Which lines in the records below contain the word "左窄右宽"? Copy each of them.

********************

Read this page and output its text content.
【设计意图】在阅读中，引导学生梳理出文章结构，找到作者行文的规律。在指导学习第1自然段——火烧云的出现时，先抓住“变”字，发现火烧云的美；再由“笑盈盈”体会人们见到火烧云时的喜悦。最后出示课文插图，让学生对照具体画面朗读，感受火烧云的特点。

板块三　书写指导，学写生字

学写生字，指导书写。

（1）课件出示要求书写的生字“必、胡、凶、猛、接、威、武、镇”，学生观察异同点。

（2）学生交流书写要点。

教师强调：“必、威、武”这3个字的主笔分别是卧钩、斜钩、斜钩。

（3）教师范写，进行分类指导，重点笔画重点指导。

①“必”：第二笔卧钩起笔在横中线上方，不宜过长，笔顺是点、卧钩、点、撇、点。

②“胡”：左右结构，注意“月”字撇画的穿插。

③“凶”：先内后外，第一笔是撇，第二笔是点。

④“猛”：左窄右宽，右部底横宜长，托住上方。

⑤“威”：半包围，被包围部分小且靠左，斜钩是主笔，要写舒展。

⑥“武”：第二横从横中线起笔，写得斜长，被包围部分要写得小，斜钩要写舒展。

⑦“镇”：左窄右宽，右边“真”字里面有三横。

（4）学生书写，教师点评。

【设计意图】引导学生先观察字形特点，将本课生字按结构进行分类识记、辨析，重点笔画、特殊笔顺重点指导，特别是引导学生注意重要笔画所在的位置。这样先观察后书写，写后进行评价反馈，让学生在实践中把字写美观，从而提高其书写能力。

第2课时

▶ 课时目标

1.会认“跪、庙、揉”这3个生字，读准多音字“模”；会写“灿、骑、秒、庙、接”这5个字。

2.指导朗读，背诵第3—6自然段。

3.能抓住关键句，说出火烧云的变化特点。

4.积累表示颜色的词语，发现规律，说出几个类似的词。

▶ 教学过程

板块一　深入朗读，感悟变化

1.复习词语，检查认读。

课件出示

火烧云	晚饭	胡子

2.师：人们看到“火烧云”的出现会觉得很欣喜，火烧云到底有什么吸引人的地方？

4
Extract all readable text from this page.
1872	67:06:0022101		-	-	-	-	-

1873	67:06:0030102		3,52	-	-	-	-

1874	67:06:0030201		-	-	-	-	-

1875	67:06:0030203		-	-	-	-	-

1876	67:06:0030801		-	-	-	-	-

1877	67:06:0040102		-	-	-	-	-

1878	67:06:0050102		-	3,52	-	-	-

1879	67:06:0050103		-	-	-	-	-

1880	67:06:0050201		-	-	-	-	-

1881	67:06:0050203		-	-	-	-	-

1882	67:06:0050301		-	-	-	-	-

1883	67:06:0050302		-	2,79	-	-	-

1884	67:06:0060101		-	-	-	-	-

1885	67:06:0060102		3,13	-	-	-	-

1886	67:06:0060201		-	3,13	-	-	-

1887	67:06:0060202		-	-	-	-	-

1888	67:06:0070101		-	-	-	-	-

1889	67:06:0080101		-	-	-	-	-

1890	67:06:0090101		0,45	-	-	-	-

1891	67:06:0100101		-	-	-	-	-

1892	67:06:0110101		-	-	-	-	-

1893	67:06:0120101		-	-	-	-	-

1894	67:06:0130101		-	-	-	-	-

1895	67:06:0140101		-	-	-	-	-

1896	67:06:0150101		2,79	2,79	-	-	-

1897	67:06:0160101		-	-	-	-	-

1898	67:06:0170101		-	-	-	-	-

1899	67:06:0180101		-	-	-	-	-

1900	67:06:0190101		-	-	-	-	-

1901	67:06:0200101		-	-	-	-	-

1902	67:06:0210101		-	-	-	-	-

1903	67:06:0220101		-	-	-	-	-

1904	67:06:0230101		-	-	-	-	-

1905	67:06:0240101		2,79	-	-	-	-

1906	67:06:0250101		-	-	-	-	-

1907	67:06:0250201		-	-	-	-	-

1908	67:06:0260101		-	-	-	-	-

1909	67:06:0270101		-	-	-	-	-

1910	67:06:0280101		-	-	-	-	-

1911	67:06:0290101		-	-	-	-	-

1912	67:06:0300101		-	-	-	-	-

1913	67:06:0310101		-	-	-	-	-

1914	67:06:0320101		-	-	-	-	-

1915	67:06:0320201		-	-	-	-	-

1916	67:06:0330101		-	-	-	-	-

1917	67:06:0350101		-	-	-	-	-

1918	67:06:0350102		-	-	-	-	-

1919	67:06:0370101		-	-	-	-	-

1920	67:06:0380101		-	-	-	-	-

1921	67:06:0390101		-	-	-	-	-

********************

## Exercise solution
④“猛”：左窄右宽，右部底横宜长，托住上方。
⑦“镇”：左窄右宽，右边“真”字里面有三横。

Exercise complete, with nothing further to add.